* **Provided entries**
★ ★ ★ ★ ★ ★ ★

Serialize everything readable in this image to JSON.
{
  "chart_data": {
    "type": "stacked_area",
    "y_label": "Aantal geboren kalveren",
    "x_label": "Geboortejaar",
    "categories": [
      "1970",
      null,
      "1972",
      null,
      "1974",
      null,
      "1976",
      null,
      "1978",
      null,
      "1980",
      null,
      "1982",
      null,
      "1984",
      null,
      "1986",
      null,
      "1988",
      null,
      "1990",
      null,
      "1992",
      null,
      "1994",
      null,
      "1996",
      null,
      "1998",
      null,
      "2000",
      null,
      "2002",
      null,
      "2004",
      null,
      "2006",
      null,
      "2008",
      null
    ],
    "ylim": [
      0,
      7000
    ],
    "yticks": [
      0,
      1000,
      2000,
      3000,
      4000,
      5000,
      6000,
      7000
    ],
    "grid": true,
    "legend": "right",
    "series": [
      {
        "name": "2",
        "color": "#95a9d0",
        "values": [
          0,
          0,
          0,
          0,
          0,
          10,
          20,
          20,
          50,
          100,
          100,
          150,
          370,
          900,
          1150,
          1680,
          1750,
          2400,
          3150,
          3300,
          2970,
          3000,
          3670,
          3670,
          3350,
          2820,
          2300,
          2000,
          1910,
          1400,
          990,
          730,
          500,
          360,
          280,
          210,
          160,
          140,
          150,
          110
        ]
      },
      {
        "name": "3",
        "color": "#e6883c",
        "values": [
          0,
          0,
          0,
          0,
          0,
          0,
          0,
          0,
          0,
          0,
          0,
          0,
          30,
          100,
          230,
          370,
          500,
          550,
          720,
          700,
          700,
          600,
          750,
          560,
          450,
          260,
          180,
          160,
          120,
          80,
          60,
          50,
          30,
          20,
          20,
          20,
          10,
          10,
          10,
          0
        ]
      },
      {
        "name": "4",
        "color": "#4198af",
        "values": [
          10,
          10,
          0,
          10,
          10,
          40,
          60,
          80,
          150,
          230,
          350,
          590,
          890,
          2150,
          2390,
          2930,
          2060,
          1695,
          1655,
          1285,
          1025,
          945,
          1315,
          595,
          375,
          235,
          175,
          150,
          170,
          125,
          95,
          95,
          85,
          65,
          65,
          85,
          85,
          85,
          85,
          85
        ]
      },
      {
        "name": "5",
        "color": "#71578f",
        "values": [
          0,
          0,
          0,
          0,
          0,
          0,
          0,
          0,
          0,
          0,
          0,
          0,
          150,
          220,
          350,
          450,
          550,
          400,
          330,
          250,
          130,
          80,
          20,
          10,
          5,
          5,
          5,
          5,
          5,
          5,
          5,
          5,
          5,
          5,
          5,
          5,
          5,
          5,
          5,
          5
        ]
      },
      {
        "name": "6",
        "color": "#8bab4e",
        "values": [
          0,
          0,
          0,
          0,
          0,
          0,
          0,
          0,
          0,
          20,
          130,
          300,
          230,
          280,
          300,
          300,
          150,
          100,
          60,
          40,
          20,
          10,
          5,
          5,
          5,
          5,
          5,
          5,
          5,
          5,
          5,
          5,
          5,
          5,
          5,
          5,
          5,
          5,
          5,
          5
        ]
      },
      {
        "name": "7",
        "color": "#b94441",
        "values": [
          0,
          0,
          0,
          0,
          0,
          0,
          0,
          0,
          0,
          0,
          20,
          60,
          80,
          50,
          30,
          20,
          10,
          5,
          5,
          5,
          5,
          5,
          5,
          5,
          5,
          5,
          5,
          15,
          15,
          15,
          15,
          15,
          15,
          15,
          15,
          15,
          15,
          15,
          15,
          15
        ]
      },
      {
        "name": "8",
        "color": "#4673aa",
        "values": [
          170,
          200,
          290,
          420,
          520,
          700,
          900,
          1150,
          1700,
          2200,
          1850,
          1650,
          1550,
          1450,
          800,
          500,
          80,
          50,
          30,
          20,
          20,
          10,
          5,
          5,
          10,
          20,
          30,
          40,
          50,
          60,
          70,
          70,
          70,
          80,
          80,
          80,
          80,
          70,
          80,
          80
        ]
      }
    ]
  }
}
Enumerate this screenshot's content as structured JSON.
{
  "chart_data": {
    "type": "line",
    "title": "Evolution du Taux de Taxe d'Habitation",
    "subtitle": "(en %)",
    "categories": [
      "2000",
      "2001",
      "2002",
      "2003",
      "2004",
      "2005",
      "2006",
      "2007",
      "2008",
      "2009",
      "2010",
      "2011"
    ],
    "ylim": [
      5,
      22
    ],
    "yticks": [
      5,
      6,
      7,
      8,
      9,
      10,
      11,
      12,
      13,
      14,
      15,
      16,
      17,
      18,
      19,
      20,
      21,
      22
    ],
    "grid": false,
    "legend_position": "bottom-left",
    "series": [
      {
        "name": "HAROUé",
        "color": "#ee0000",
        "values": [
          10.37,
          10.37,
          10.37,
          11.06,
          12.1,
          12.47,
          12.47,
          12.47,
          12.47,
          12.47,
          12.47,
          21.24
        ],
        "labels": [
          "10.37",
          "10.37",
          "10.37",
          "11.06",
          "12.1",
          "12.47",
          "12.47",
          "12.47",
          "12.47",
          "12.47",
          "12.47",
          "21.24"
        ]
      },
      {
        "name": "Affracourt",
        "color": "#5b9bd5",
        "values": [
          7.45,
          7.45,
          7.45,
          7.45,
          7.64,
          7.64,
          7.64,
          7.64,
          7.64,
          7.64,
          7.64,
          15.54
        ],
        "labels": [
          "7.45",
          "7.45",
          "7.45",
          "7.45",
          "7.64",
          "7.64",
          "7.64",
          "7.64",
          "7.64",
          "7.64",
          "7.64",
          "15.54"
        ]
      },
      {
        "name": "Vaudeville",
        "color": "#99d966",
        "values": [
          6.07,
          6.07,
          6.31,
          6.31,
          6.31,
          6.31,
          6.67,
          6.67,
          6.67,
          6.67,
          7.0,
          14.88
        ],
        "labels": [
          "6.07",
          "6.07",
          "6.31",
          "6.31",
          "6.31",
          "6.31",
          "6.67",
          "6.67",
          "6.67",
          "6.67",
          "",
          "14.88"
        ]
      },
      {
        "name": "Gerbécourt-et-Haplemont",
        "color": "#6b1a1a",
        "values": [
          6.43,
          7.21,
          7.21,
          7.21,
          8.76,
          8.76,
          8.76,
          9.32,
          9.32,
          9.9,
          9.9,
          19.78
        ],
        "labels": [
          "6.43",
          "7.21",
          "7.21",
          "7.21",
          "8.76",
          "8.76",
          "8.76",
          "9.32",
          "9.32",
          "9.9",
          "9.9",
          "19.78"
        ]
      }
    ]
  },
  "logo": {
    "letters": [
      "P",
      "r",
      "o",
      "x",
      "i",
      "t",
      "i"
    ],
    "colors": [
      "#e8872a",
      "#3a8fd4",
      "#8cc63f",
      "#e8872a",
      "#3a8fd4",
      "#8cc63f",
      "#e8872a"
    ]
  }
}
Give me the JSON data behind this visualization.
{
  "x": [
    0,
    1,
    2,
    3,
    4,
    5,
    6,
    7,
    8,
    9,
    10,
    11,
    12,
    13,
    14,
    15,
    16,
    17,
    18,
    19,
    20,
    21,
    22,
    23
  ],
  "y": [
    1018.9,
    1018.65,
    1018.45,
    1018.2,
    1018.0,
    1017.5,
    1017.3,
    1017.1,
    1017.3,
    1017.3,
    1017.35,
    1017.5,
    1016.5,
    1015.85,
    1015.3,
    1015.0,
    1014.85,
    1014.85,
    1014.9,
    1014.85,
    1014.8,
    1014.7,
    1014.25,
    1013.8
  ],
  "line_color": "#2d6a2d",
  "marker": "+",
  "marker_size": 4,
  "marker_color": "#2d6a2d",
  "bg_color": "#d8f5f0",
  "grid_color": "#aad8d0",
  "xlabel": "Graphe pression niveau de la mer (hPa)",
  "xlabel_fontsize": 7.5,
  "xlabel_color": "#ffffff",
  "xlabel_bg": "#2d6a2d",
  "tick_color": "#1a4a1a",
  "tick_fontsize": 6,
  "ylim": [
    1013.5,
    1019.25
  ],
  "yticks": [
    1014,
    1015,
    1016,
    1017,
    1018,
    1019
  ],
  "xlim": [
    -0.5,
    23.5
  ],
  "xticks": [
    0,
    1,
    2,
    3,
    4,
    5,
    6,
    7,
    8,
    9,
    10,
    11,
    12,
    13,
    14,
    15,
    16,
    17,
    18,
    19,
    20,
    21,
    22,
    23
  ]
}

★ ★ ★ ★ ★ ★ ★

* **Requirement**
Gather every line from the entries above where the word "JSON" appears, and copy them.

* **Response for this exercise**
Serialize everything readable in this image to JSON.
Enumerate this screenshot's content as structured JSON.
Give me the JSON data behind this visualization.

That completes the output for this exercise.